Transcribe the entries that follow, word for word.

- Provided material -
§ §

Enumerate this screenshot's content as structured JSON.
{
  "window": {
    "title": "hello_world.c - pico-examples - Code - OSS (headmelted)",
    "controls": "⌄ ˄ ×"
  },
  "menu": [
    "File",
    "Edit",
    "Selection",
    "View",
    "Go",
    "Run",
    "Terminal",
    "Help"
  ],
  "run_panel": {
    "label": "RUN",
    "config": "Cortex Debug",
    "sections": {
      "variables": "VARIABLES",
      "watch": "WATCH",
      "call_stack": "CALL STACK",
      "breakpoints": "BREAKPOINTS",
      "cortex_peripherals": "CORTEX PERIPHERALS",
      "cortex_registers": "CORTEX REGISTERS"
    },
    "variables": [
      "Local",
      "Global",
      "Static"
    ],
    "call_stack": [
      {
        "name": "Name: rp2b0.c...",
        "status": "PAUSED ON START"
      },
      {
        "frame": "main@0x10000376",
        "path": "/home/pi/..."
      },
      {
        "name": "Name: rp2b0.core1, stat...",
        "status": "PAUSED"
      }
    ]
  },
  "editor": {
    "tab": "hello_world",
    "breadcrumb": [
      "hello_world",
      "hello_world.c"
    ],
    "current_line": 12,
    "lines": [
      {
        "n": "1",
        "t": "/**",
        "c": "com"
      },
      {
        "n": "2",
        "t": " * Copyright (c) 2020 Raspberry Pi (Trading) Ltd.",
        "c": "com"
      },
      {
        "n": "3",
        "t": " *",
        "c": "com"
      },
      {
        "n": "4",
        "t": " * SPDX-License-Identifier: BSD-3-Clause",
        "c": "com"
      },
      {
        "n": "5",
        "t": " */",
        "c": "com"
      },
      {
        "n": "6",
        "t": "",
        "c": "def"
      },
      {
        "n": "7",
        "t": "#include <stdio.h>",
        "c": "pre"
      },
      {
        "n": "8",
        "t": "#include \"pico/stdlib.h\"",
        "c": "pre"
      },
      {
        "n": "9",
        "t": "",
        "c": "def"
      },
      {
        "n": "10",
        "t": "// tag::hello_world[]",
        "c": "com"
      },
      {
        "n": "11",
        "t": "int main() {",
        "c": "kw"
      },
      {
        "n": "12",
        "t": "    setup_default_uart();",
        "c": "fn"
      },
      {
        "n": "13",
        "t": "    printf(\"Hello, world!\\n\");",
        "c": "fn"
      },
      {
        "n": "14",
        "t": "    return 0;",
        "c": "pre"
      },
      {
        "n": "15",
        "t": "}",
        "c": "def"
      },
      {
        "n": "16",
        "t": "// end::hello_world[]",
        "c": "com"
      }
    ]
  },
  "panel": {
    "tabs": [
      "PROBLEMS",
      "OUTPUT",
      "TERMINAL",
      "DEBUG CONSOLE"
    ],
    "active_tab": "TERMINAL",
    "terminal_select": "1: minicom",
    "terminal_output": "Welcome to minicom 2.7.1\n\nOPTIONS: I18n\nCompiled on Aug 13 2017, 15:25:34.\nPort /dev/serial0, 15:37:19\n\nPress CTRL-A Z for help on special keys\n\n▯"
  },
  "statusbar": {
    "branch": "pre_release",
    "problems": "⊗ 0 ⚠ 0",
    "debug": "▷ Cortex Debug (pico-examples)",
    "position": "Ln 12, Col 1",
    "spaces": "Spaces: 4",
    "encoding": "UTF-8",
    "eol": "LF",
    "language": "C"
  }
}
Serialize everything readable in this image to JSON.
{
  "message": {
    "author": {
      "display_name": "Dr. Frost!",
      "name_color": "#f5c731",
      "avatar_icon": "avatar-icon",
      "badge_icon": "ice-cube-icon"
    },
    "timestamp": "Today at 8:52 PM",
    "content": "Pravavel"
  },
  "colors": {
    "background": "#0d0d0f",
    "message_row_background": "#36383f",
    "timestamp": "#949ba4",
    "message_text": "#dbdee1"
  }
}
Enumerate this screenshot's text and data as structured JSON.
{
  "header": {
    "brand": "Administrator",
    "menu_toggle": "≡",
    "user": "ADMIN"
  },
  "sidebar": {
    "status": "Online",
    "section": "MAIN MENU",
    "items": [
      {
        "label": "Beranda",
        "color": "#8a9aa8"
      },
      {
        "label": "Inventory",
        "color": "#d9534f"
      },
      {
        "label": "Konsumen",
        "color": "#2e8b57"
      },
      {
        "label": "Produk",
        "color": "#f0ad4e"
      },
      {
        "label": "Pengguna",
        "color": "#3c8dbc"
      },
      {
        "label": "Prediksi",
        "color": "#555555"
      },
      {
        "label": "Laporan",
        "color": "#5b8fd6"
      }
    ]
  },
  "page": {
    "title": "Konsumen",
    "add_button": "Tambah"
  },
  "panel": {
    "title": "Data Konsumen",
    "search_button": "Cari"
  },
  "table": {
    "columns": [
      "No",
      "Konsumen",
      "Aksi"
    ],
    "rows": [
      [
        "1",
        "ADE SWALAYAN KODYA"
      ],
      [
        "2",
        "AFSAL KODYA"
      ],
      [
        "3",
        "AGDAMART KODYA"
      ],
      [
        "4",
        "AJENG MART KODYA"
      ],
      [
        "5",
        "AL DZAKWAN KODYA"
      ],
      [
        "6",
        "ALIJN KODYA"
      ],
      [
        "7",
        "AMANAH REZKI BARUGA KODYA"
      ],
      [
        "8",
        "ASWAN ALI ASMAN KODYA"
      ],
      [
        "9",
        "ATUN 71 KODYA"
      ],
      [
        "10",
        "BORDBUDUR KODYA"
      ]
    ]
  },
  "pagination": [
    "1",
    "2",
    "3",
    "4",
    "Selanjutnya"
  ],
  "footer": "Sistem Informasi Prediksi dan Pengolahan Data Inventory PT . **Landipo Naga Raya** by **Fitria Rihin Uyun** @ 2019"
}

§ §

- Result for this task -
Enumerate this screenshot's content as structured JSON.
{
  "window": {
    "title": "hello_world.c - pico-examples - Code - OSS (headmelted)",
    "controls": "⌄ ˄ ×"
  },
  "menu": [
    "File",
    "Edit",
    "Selection",
    "View",
    "Go",
    "Run",
    "Terminal",
    "Help"
  ],
  "run_panel": {
    "label": "RUN",
    "config": "Cortex Debug",
    "sections": {
      "variables": "VARIABLES",
      "watch": "WATCH",
      "call_stack": "CALL STACK",
      "breakpoints": "BREAKPOINTS",
      "cortex_peripherals": "CORTEX PERIPHERALS",
      "cortex_registers": "CORTEX REGISTERS"
    },
    "variables": [
      "Local",
      "Global",
      "Static"
    ],
    "call_stack": [
      {
        "name": "Name: rp2b0.c...",
        "status": "PAUSED ON START"
      },
      {
        "frame": "main@0x10000376",
        "path": "/home/pi/..."
      },
      {
        "name": "Name: rp2b0.core1, stat...",
        "status": "PAUSED"
      }
    ]
  },
  "editor": {
    "tab": "hello_world",
    "breadcrumb": [
      "hello_world",
      "hello_world.c"
    ],
    "current_line": 12,
    "lines": [
      {
        "n": "1",
        "t": "/**",
        "c": "com"
      },
      {
        "n": "2",
        "t": " * Copyright (c) 2020 Raspberry Pi (Trading) Ltd.",
        "c": "com"
      },
      {
        "n": "3",
        "t": " *",
        "c": "com"
      },
      {
        "n": "4",
        "t": " * SPDX-License-Identifier: BSD-3-Clause",
        "c": "com"
      },
      {
        "n": "5",
        "t": " */",
        "c": "com"
      },
      {
        "n": "6",
        "t": "",
        "c": "def"
      },
      {
        "n": "7",
        "t": "#include <stdio.h>",
        "c": "pre"
      },
      {
        "n": "8",
        "t": "#include \"pico/stdlib.h\"",
        "c": "pre"
      },
      {
        "n": "9",
        "t": "",
        "c": "def"
      },
      {
        "n": "10",
        "t": "// tag::hello_world[]",
        "c": "com"
      },
      {
        "n": "11",
        "t": "int main() {",
        "c": "kw"
      },
      {
        "n": "12",
        "t": "    setup_default_uart();",
        "c": "fn"
      },
      {
        "n": "13",
        "t": "    printf(\"Hello, world!\\n\");",
        "c": "fn"
      },
      {
        "n": "14",
        "t": "    return 0;",
        "c": "pre"
      },
      {
        "n": "15",
        "t": "}",
        "c": "def"
      },
      {
        "n": "16",
        "t": "// end::hello_world[]",
        "c": "com"
      }
    ]
  },
  "panel": {
    "tabs": [
      "PROBLEMS",
      "OUTPUT",
      "TERMINAL",
      "DEBUG CONSOLE"
    ],
    "active_tab": "TERMINAL",
    "terminal_select": "1: minicom",
    "terminal_output": "Welcome to minicom 2.7.1\n\nOPTIONS: I18n\nCompiled on Aug 13 2017, 15:25:34.\nPort /dev/serial0, 15:37:19\n\nPress CTRL-A Z for help on special keys\n\n▯"
  },
  "statusbar": {
    "branch": "pre_release",
    "problems": "⊗ 0 ⚠ 0",
    "debug": "▷ Cortex Debug (pico-examples)",
    "position": "Ln 12, Col 1",
    "spaces": "Spaces: 4",
    "encoding": "UTF-8",
    "eol": "LF",
    "language": "C"
  }
}
Serialize everything readable in this image to JSON.
{
  "message": {
    "author": {
      "display_name": "Dr. Frost!",
      "name_color": "#f5c731",
      "avatar_icon": "avatar-icon",
      "badge_icon": "ice-cube-icon"
    },
    "timestamp": "Today at 8:52 PM",
    "content": "Pravavel"
  },
  "colors": {
    "background": "#0d0d0f",
    "message_row_background": "#36383f",
    "timestamp": "#949ba4",
    "message_text": "#dbdee1"
  }
}
Enumerate this screenshot's text and data as structured JSON.
{
  "header": {
    "brand": "Administrator",
    "menu_toggle": "≡",
    "user": "ADMIN"
  },
  "sidebar": {
    "status": "Online",
    "section": "MAIN MENU",
    "items": [
      {
        "label": "Beranda",
        "color": "#8a9aa8"
      },
      {
        "label": "Inventory",
        "color": "#d9534f"
      },
      {
        "label": "Konsumen",
        "color": "#2e8b57"
      },
      {
        "label": "Produk",
        "color": "#f0ad4e"
      },
      {
        "label": "Pengguna",
        "color": "#3c8dbc"
      },
      {
        "label": "Prediksi",
        "color": "#555555"
      },
      {
        "label": "Laporan",
        "color": "#5b8fd6"
      }
    ]
  },
  "page": {
    "title": "Konsumen",
    "add_button": "Tambah"
  },
  "panel": {
    "title": "Data Konsumen",
    "search_button": "Cari"
  },
  "table": {
    "columns": [
      "No",
      "Konsumen",
      "Aksi"
    ],
    "rows": [
      [
        "1",
        "ADE SWALAYAN KODYA"
      ],
      [
        "2",
        "AFSAL KODYA"
      ],
      [
        "3",
        "AGDAMART KODYA"
      ],
      [
        "4",
        "AJENG MART KODYA"
      ],
      [
        "5",
        "AL DZAKWAN KODYA"
      ],
      [
        "6",
        "ALIJN KODYA"
      ],
      [
        "7",
        "AMANAH REZKI BARUGA KODYA"
      ],
      [
        "8",
        "ASWAN ALI ASMAN KODYA"
      ],
      [
        "9",
        "ATUN 71 KODYA"
      ],
      [
        "10",
        "BORDBUDUR KODYA"
      ]
    ]
  },
  "pagination": [
    "1",
    "2",
    "3",
    "4",
    "Selanjutnya"
  ],
  "footer": "Sistem Informasi Prediksi dan Pengolahan Data Inventory PT . **Landipo Naga Raya** by **Fitria Rihin Uyun** @ 2019"
}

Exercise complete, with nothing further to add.